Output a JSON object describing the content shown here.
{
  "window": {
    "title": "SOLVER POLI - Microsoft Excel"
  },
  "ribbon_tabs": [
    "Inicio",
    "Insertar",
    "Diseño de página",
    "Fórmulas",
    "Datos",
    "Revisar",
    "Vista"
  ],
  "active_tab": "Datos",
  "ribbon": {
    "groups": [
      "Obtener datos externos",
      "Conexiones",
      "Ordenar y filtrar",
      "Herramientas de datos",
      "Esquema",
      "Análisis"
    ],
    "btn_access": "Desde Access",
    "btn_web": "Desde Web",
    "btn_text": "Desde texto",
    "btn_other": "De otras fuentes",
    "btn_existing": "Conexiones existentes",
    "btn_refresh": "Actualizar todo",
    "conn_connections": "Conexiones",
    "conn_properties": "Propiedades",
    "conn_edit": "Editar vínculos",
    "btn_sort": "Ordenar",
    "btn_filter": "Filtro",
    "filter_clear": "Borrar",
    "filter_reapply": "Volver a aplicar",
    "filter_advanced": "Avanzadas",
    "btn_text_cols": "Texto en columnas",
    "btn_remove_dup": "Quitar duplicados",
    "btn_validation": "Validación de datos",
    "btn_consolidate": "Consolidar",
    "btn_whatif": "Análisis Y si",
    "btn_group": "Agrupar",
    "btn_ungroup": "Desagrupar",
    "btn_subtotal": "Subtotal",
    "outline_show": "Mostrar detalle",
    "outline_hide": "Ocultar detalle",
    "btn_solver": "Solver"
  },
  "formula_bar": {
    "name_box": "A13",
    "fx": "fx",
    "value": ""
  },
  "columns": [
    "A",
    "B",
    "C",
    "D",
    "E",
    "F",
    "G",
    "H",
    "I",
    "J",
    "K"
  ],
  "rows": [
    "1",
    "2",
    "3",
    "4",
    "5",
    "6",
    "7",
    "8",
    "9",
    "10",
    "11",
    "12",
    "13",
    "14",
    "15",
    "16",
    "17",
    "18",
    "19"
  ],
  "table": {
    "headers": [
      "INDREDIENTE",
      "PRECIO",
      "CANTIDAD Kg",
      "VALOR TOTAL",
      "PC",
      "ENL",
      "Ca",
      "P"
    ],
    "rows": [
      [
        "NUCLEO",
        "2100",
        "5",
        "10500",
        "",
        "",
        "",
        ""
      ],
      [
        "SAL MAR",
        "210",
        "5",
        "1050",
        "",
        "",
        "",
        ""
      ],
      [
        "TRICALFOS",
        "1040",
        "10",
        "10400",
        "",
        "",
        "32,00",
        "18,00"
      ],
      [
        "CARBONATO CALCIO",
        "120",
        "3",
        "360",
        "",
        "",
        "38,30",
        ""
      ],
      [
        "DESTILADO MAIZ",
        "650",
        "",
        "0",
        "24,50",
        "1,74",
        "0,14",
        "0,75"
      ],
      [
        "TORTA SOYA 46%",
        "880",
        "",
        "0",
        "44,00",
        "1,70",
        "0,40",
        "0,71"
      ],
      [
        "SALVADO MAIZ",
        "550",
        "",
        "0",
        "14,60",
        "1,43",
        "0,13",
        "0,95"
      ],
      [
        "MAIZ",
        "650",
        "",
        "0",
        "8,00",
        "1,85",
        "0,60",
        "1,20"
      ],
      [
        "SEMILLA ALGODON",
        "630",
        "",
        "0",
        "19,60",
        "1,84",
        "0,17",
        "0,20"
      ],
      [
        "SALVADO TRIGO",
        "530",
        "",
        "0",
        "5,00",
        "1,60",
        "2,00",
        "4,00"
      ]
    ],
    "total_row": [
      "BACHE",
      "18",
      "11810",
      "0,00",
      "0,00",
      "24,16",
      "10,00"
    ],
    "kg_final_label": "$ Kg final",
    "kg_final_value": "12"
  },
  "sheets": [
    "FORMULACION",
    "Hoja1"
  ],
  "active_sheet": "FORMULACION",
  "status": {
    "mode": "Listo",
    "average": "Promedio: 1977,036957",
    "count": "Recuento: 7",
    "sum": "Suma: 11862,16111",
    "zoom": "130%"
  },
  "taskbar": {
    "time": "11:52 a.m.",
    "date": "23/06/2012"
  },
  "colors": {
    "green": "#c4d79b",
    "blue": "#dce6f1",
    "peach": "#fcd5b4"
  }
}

[WHAT YOU NEED TO DO]
Find all lines holding the string "Desde" and copy them.

[WRITTEN REPLY]
    "btn_access": "Desde Access",
    "btn_web": "Desde Web",
    "btn_text": "Desde texto",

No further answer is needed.